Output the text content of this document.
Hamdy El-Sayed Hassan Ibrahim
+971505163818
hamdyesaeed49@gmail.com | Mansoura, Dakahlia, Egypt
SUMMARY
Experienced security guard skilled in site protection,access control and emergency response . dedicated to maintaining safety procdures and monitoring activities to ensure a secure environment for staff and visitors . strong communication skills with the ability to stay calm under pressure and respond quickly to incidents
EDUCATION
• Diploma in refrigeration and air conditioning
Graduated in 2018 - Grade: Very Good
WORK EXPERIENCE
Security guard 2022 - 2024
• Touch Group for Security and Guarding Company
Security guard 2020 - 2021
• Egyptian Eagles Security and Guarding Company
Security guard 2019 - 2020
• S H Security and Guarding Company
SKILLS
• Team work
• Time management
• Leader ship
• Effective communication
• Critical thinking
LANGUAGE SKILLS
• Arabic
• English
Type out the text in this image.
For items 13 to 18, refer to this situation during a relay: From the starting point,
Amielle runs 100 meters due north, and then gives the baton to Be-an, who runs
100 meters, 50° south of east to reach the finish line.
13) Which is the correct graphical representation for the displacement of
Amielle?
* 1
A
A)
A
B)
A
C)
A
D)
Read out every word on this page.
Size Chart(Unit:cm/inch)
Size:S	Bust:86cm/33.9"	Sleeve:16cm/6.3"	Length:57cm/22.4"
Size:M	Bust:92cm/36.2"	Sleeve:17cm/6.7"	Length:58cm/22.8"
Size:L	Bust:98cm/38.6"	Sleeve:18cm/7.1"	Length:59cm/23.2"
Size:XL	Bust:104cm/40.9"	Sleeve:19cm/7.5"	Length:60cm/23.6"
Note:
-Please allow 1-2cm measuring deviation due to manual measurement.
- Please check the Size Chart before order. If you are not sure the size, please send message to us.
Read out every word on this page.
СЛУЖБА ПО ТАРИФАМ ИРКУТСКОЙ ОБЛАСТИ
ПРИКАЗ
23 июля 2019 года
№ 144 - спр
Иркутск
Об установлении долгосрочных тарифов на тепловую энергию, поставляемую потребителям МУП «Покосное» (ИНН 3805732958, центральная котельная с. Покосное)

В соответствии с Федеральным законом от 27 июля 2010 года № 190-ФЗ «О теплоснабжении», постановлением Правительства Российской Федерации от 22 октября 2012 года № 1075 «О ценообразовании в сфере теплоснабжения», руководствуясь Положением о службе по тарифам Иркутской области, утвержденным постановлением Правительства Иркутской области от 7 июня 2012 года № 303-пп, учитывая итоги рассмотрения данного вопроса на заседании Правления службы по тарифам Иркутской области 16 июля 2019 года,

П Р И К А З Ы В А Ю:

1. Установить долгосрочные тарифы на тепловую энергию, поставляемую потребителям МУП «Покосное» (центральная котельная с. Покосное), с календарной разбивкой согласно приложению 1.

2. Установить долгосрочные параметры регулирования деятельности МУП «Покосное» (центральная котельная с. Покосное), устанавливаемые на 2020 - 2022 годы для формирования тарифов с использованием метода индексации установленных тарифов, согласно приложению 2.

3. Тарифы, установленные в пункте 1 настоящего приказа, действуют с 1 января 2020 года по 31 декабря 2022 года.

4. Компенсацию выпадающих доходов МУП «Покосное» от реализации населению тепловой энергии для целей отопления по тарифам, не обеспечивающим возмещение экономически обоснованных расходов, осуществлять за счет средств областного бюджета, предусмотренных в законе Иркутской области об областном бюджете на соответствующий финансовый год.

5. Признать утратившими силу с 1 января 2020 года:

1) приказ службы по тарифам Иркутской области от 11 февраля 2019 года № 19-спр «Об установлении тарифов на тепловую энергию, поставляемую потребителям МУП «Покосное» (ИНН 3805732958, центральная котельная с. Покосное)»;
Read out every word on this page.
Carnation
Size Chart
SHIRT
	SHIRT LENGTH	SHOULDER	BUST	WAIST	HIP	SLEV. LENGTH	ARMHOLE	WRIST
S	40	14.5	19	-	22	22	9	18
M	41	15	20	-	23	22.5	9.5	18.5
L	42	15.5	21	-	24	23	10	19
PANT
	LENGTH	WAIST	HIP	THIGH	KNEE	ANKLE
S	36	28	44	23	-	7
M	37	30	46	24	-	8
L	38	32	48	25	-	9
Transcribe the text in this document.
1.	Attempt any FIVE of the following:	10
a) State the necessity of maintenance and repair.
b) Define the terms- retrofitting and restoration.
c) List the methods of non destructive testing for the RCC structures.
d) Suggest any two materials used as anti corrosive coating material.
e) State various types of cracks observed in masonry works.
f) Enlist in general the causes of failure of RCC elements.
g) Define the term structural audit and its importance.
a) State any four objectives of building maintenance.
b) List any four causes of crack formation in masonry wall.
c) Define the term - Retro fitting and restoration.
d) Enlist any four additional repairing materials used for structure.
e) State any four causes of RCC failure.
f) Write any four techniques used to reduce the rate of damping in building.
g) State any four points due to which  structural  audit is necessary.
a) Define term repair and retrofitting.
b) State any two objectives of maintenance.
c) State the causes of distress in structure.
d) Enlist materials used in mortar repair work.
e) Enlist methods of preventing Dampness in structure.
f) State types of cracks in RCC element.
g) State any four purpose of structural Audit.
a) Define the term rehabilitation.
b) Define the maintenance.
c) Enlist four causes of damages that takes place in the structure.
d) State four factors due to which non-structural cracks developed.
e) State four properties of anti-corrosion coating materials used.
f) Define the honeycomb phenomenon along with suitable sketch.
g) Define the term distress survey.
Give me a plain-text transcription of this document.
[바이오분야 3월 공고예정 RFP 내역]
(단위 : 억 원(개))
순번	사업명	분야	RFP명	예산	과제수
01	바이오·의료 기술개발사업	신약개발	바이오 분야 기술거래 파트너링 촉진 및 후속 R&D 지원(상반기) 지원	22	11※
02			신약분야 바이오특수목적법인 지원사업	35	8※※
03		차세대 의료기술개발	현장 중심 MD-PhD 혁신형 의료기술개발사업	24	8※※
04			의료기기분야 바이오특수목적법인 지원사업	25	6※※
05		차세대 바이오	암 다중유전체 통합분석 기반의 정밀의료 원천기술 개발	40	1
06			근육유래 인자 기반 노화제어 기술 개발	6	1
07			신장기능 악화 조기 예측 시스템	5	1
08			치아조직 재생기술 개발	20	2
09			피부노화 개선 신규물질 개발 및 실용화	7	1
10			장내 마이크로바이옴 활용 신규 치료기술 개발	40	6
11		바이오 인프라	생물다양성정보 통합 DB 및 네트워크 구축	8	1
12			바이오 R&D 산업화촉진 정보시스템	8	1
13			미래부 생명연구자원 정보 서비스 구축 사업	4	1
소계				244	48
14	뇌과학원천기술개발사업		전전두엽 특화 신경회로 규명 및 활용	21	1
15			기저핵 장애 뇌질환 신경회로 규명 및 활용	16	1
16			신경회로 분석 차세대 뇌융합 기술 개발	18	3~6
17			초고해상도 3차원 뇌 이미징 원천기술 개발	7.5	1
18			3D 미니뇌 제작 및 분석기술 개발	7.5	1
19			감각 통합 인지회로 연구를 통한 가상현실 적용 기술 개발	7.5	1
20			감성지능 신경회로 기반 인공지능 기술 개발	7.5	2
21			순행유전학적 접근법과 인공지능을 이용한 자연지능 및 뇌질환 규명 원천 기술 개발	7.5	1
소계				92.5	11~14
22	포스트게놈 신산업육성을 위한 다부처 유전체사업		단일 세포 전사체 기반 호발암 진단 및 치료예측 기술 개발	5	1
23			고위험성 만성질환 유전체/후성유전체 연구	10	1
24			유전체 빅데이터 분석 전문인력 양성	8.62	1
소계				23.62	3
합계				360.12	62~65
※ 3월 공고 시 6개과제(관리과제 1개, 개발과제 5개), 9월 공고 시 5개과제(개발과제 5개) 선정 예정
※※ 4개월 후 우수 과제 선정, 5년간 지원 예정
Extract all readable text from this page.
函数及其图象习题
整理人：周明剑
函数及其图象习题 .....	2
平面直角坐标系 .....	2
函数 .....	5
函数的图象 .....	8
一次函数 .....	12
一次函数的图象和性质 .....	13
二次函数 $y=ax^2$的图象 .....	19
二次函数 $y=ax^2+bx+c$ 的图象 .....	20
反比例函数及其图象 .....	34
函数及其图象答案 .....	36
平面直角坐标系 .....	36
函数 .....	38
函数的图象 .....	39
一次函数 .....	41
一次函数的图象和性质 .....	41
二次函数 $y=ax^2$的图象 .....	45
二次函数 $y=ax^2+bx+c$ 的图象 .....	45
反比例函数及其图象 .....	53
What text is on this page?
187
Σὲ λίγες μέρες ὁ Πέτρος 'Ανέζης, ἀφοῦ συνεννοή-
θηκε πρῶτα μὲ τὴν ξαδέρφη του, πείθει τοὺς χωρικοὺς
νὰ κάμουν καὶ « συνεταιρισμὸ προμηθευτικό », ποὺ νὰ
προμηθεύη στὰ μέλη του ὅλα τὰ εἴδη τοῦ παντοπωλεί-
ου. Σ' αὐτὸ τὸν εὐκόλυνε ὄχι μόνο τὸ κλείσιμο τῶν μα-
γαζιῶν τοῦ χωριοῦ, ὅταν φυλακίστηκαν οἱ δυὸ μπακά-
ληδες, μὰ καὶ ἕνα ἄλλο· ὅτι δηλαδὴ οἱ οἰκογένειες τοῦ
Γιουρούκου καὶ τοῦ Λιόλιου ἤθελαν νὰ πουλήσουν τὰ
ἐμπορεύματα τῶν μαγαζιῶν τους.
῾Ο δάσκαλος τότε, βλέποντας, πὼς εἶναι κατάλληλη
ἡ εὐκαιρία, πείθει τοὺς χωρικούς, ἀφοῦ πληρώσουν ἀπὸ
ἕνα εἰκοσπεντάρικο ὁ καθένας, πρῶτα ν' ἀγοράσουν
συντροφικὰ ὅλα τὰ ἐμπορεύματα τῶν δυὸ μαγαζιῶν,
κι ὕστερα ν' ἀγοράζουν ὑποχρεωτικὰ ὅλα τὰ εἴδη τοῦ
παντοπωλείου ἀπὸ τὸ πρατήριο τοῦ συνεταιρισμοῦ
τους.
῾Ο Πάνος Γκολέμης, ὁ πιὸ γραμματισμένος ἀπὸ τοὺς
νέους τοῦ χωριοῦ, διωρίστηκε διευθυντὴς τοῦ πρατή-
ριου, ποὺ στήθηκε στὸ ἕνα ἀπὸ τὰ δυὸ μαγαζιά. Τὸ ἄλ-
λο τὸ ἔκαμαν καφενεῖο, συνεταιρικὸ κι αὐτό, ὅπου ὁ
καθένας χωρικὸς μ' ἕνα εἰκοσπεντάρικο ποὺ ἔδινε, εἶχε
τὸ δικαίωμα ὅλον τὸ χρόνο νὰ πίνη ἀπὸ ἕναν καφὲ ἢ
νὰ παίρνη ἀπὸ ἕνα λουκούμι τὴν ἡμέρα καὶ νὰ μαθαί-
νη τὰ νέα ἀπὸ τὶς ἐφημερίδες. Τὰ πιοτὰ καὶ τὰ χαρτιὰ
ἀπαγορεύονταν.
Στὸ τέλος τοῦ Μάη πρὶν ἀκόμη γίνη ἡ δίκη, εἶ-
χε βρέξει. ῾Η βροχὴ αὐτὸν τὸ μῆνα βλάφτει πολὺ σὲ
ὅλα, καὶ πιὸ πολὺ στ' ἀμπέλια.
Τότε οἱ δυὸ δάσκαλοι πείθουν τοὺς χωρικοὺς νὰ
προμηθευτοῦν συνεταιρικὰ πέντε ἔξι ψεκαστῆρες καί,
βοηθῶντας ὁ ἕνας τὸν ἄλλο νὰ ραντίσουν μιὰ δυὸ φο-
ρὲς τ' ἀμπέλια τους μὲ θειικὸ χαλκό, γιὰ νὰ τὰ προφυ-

EXERCISE BRIEF —
Find each line in the records holding the string "ἄλλο" and show it.

EXERCISE SOLUTION —
ληδες, μὰ καὶ ἕνα ἄλλο· ὅτι δηλαδὴ οἱ οἰκογένειες τοῦ
βοηθῶντας ὁ ἕνας τὸν ἄλλο νὰ ραντίσουν μιὰ δυὸ φο-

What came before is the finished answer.